> WHAT YOU NEED TO DO
Pictures stay out; everything else in the records below is copied exactly.
####
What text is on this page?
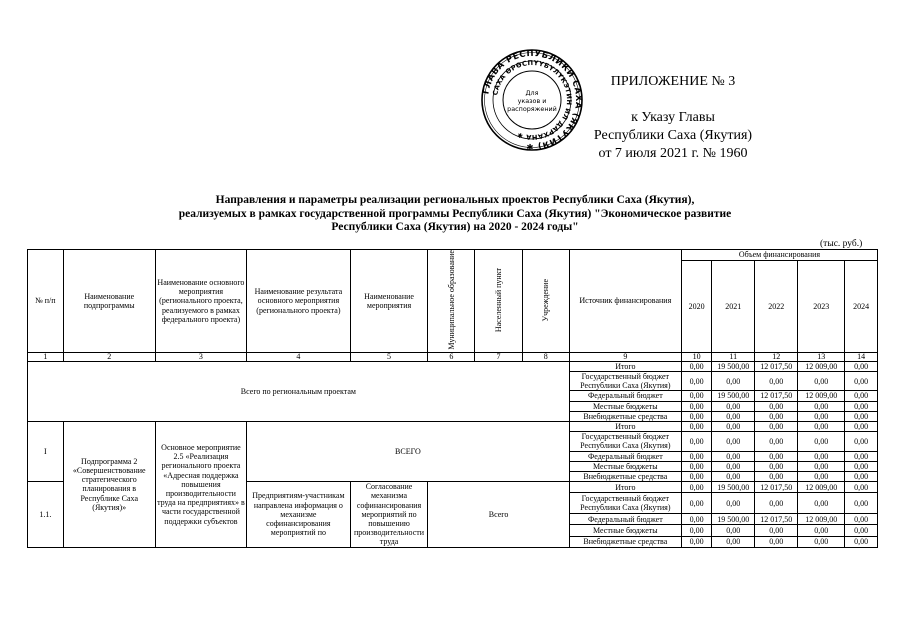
ГЛАВА РЕСПУБЛИКИ САХА (ЯКУТИЯ) ✱
САХА ӨРӨСПҮҮБҮЛҮКЭТИН ИЛ ДАРХАНА ✱
Для
указов и
распоряжений
ПРИЛОЖЕНИЕ № 3
к Указу Главы
Республики Саха (Якутия)
от 7 июля 2021 г. № 1960
Направления и параметры реализации региональных проектов Республики Саха (Якутия),
реализуемых в рамках государственной программы Республики Саха (Якутия) "Экономическое развитие
Республики Саха (Якутия) на 2020 - 2024 годы"
(тыс. руб.)
№ п/п	Наименование подпрограммы	Наименование основного мероприятия (регионального проекта, реализуемого в рамках федерального проекта)	Наименование результата основного мероприятия (регионального проекта)	Наименование мероприятия	Муниципальное образование	Населенный пункт	Учреждение	Источник финансирования	Объем финансирования				
									2020	2021	2022	2023	2024
1	2	3	4	5	6	7	8	9	10	11	12	13	14
Всего по региональным проектам								Итого	0,00	19 500,00	12 017,50	12 009,00	0,00
								Государственный бюджет Республики Саха (Якутия)	0,00	0,00	0,00	0,00	0,00
								Федеральный бюджет	0,00	19 500,00	12 017,50	12 009,00	0,00
								Местные бюджеты	0,00	0,00	0,00	0,00	0,00
								Внебюджетные средства	0,00	0,00	0,00	0,00	0,00
I	Подпрограмма 2 «Совершенствование стратегического планирования в Республике Саха (Якутия)»	Основное мероприятие 2.5 «Реализация регионального проекта «Адресная поддержка повышения производительности труда на предприятиях» в части государственной поддержки субъектов	ВСЕГО					Итого	0,00	0,00	0,00	0,00	0,00
								Государственный бюджет Республики Саха (Якутия)	0,00	0,00	0,00	0,00	0,00
								Федеральный бюджет	0,00	0,00	0,00	0,00	0,00
								Местные бюджеты	0,00	0,00	0,00	0,00	0,00
								Внебюджетные средства	0,00	0,00	0,00	0,00	0,00
1.1.			Предприятиям-участникам направлена информация о механизме софинансирования мероприятий по	Согласование механизма софинансирования мероприятий по повышению производительности труда	Всего			Итого	0,00	19 500,00	12 017,50	12 009,00	0,00
								Государственный бюджет Республики Саха (Якутия)	0,00	0,00	0,00	0,00	0,00
								Федеральный бюджет	0,00	19 500,00	12 017,50	12 009,00	0,00
								Местные бюджеты	0,00	0,00	0,00	0,00	0,00
								Внебюджетные средства	0,00	0,00	0,00	0,00	0,00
####
> RESPONSE TO THE TASK
What text is on this page?
ГЛАВА РЕСПУБЛИКИ САХА (ЯКУТИЯ) ✱
САХА ӨРӨСПҮҮБҮЛҮКЭТИН ИЛ ДАРХАНА ✱
Для
указов и
распоряжений
ПРИЛОЖЕНИЕ № 3
к Указу Главы
Республики Саха (Якутия)
от 7 июля 2021 г. № 1960
Направления и параметры реализации региональных проектов Республики Саха (Якутия),
реализуемых в рамках государственной программы Республики Саха (Якутия) "Экономическое развитие
Республики Саха (Якутия) на 2020 - 2024 годы"
(тыс. руб.)
№ п/п	Наименование подпрограммы	Наименование основного мероприятия (регионального проекта, реализуемого в рамках федерального проекта)	Наименование результата основного мероприятия (регионального проекта)	Наименование мероприятия	Муниципальное образование	Населенный пункт	Учреждение	Источник финансирования	Объем финансирования				
									2020	2021	2022	2023	2024
1	2	3	4	5	6	7	8	9	10	11	12	13	14
Всего по региональным проектам								Итого	0,00	19 500,00	12 017,50	12 009,00	0,00
								Государственный бюджет Республики Саха (Якутия)	0,00	0,00	0,00	0,00	0,00
								Федеральный бюджет	0,00	19 500,00	12 017,50	12 009,00	0,00
								Местные бюджеты	0,00	0,00	0,00	0,00	0,00
								Внебюджетные средства	0,00	0,00	0,00	0,00	0,00
I	Подпрограмма 2 «Совершенствование стратегического планирования в Республике Саха (Якутия)»	Основное мероприятие 2.5 «Реализация регионального проекта «Адресная поддержка повышения производительности труда на предприятиях» в части государственной поддержки субъектов	ВСЕГО					Итого	0,00	0,00	0,00	0,00	0,00
								Государственный бюджет Республики Саха (Якутия)	0,00	0,00	0,00	0,00	0,00
								Федеральный бюджет	0,00	0,00	0,00	0,00	0,00
								Местные бюджеты	0,00	0,00	0,00	0,00	0,00
								Внебюджетные средства	0,00	0,00	0,00	0,00	0,00
1.1.			Предприятиям-участникам направлена информация о механизме софинансирования мероприятий по	Согласование механизма софинансирования мероприятий по повышению производительности труда	Всего			Итого	0,00	19 500,00	12 017,50	12 009,00	0,00
								Государственный бюджет Республики Саха (Якутия)	0,00	0,00	0,00	0,00	0,00
								Федеральный бюджет	0,00	19 500,00	12 017,50	12 009,00	0,00
								Местные бюджеты	0,00	0,00	0,00	0,00	0,00
								Внебюджетные средства	0,00	0,00	0,00	0,00	0,00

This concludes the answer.